**DATA ENTRIES:**

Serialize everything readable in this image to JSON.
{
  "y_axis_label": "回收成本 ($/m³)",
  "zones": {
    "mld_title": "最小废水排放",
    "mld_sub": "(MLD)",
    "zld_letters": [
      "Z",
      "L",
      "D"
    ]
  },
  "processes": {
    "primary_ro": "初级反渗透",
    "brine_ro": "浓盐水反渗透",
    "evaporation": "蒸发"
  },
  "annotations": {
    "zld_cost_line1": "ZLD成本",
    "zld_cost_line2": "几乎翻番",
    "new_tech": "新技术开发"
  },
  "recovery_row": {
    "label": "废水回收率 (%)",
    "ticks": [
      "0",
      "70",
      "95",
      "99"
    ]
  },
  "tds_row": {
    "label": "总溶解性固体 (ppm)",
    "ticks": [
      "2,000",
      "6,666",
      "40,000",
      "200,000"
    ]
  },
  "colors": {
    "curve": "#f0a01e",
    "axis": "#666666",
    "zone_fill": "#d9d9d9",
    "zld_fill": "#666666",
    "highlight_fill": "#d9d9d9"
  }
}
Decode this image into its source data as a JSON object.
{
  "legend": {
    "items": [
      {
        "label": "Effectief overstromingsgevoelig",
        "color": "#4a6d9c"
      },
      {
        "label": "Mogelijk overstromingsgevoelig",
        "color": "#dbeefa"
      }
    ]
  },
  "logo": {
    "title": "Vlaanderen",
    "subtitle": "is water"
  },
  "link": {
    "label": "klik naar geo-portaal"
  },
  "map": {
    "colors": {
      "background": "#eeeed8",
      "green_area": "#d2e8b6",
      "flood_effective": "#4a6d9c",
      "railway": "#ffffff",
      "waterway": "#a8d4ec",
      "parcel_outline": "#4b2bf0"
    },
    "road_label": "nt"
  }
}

**DIRECTIVE:**
Write out exactly the final stretch of the records: the line containing "Decode this image" and every line after it, through the last, and nothing else.

**RESULT FOR THIS TASK:**
Decode this image into its source data as a JSON object.
{
  "legend": {
    "items": [
      {
        "label": "Effectief overstromingsgevoelig",
        "color": "#4a6d9c"
      },
      {
        "label": "Mogelijk overstromingsgevoelig",
        "color": "#dbeefa"
      }
    ]
  },
  "logo": {
    "title": "Vlaanderen",
    "subtitle": "is water"
  },
  "link": {
    "label": "klik naar geo-portaal"
  },
  "map": {
    "colors": {
      "background": "#eeeed8",
      "green_area": "#d2e8b6",
      "flood_effective": "#4a6d9c",
      "railway": "#ffffff",
      "waterway": "#a8d4ec",
      "parcel_outline": "#4b2bf0"
    },
    "road_label": "nt"
  }
}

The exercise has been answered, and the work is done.